=== SUPPLIED RECORDS ===
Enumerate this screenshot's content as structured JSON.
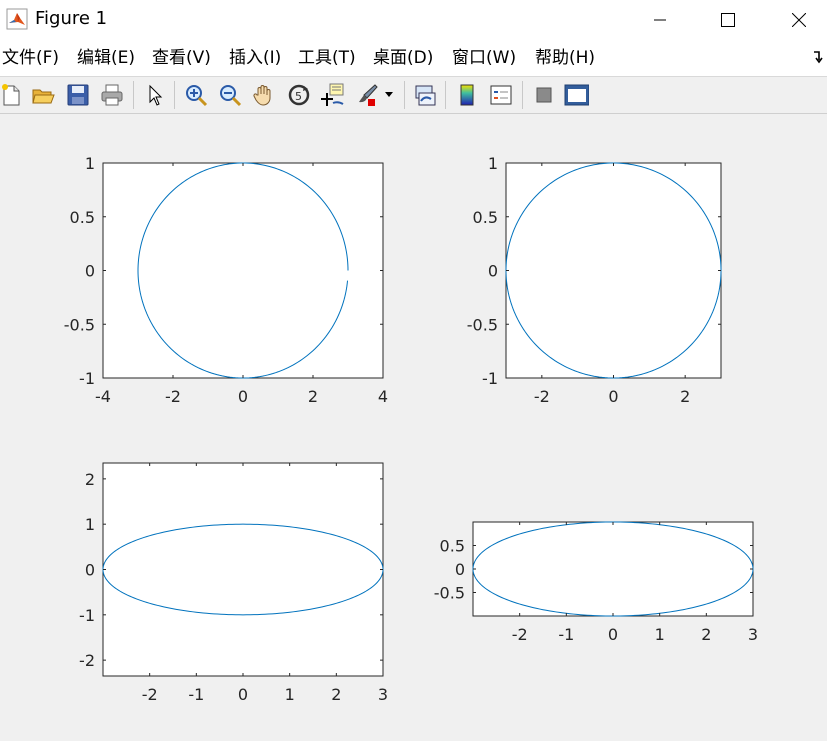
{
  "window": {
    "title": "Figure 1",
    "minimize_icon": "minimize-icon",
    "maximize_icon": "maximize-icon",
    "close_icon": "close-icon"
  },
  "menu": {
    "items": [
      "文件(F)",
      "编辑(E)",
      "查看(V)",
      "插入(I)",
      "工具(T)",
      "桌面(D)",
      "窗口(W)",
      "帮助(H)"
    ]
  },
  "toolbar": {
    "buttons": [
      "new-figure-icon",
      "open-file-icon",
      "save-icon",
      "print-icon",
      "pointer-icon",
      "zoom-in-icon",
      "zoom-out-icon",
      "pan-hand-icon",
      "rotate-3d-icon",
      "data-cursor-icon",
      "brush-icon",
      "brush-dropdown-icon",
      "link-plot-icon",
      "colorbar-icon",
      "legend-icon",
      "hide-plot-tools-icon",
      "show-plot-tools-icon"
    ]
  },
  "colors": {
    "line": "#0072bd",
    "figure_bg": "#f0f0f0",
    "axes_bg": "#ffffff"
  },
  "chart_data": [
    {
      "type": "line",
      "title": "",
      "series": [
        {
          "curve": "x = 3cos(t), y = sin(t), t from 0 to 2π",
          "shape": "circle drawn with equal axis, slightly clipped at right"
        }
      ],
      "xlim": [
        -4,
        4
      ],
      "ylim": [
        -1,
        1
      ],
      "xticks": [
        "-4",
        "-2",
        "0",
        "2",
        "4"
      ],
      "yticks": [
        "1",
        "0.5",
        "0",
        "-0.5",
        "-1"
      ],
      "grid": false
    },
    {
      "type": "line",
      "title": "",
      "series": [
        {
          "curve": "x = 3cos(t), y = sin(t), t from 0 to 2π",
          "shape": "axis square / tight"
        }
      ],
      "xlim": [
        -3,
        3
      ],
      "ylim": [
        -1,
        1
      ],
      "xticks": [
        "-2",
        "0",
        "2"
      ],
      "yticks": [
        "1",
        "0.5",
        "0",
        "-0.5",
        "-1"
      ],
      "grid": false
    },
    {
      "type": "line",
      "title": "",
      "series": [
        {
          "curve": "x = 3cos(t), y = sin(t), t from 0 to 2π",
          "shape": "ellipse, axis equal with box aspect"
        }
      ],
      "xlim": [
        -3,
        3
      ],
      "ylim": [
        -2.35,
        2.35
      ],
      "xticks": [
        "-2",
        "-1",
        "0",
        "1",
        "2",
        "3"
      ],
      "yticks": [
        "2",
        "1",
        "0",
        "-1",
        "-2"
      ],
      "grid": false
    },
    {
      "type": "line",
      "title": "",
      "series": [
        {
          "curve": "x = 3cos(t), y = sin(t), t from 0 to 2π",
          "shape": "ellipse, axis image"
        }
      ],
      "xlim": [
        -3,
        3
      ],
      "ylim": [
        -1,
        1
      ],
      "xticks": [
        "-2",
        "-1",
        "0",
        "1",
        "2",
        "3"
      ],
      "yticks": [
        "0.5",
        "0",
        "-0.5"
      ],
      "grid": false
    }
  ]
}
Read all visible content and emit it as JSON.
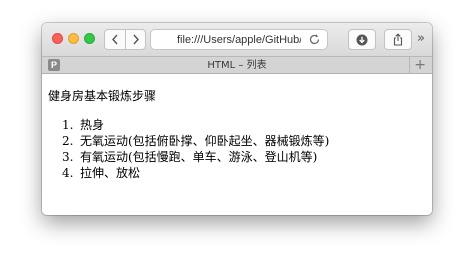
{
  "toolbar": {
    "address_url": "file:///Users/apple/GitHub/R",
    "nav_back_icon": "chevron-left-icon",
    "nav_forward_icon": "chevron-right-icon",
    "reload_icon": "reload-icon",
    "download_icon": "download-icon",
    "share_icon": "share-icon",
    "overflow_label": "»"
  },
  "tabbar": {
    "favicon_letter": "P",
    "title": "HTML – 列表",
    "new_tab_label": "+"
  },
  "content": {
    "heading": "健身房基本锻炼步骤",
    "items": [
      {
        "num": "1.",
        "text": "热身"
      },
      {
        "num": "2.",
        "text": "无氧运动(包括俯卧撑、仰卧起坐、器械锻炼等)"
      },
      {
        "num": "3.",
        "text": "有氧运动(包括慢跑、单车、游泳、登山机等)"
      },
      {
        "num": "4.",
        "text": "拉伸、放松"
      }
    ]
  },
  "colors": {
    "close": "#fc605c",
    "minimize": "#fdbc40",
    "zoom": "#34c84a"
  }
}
===
TASK OBJECTIVE —
Output the entries above exactly, without their pictures.

COMPLETED TASK —
Enumerate this screenshot's content as structured JSON.
{
  "window": {
    "title": "Figure 1",
    "minimize_icon": "minimize-icon",
    "maximize_icon": "maximize-icon",
    "close_icon": "close-icon"
  },
  "menu": {
    "items": [
      "文件(F)",
      "编辑(E)",
      "查看(V)",
      "插入(I)",
      "工具(T)",
      "桌面(D)",
      "窗口(W)",
      "帮助(H)"
    ]
  },
  "toolbar": {
    "buttons": [
      "new-figure-icon",
      "open-file-icon",
      "save-icon",
      "print-icon",
      "pointer-icon",
      "zoom-in-icon",
      "zoom-out-icon",
      "pan-hand-icon",
      "rotate-3d-icon",
      "data-cursor-icon",
      "brush-icon",
      "brush-dropdown-icon",
      "link-plot-icon",
      "colorbar-icon",
      "legend-icon",
      "hide-plot-tools-icon",
      "show-plot-tools-icon"
    ]
  },
  "colors": {
    "line": "#0072bd",
    "figure_bg": "#f0f0f0",
    "axes_bg": "#ffffff"
  },
  "chart_data": [
    {
      "type": "line",
      "title": "",
      "series": [
        {
          "curve": "x = 3cos(t), y = sin(t), t from 0 to 2π",
          "shape": "circle drawn with equal axis, slightly clipped at right"
        }
      ],
      "xlim": [
        -4,
        4
      ],
      "ylim": [
        -1,
        1
      ],
      "xticks": [
        "-4",
        "-2",
        "0",
        "2",
        "4"
      ],
      "yticks": [
        "1",
        "0.5",
        "0",
        "-0.5",
        "-1"
      ],
      "grid": false
    },
    {
      "type": "line",
      "title": "",
      "series": [
        {
          "curve": "x = 3cos(t), y = sin(t), t from 0 to 2π",
          "shape": "axis square / tight"
        }
      ],
      "xlim": [
        -3,
        3
      ],
      "ylim": [
        -1,
        1
      ],
      "xticks": [
        "-2",
        "0",
        "2"
      ],
      "yticks": [
        "1",
        "0.5",
        "0",
        "-0.5",
        "-1"
      ],
      "grid": false
    },
    {
      "type": "line",
      "title": "",
      "series": [
        {
          "curve": "x = 3cos(t), y = sin(t), t from 0 to 2π",
          "shape": "ellipse, axis equal with box aspect"
        }
      ],
      "xlim": [
        -3,
        3
      ],
      "ylim": [
        -2.35,
        2.35
      ],
      "xticks": [
        "-2",
        "-1",
        "0",
        "1",
        "2",
        "3"
      ],
      "yticks": [
        "2",
        "1",
        "0",
        "-1",
        "-2"
      ],
      "grid": false
    },
    {
      "type": "line",
      "title": "",
      "series": [
        {
          "curve": "x = 3cos(t), y = sin(t), t from 0 to 2π",
          "shape": "ellipse, axis image"
        }
      ],
      "xlim": [
        -3,
        3
      ],
      "ylim": [
        -1,
        1
      ],
      "xticks": [
        "-2",
        "-1",
        "0",
        "1",
        "2",
        "3"
      ],
      "yticks": [
        "0.5",
        "0",
        "-0.5"
      ],
      "grid": false
    }
  ]
}
Read all visible content and emit it as JSON.
{
  "toolbar": {
    "address_url": "file:///Users/apple/GitHub/R",
    "nav_back_icon": "chevron-left-icon",
    "nav_forward_icon": "chevron-right-icon",
    "reload_icon": "reload-icon",
    "download_icon": "download-icon",
    "share_icon": "share-icon",
    "overflow_label": "»"
  },
  "tabbar": {
    "favicon_letter": "P",
    "title": "HTML – 列表",
    "new_tab_label": "+"
  },
  "content": {
    "heading": "健身房基本锻炼步骤",
    "items": [
      {
        "num": "1.",
        "text": "热身"
      },
      {
        "num": "2.",
        "text": "无氧运动(包括俯卧撑、仰卧起坐、器械锻炼等)"
      },
      {
        "num": "3.",
        "text": "有氧运动(包括慢跑、单车、游泳、登山机等)"
      },
      {
        "num": "4.",
        "text": "拉伸、放松"
      }
    ]
  },
  "colors": {
    "close": "#fc605c",
    "minimize": "#fdbc40",
    "zoom": "#34c84a"
  }
}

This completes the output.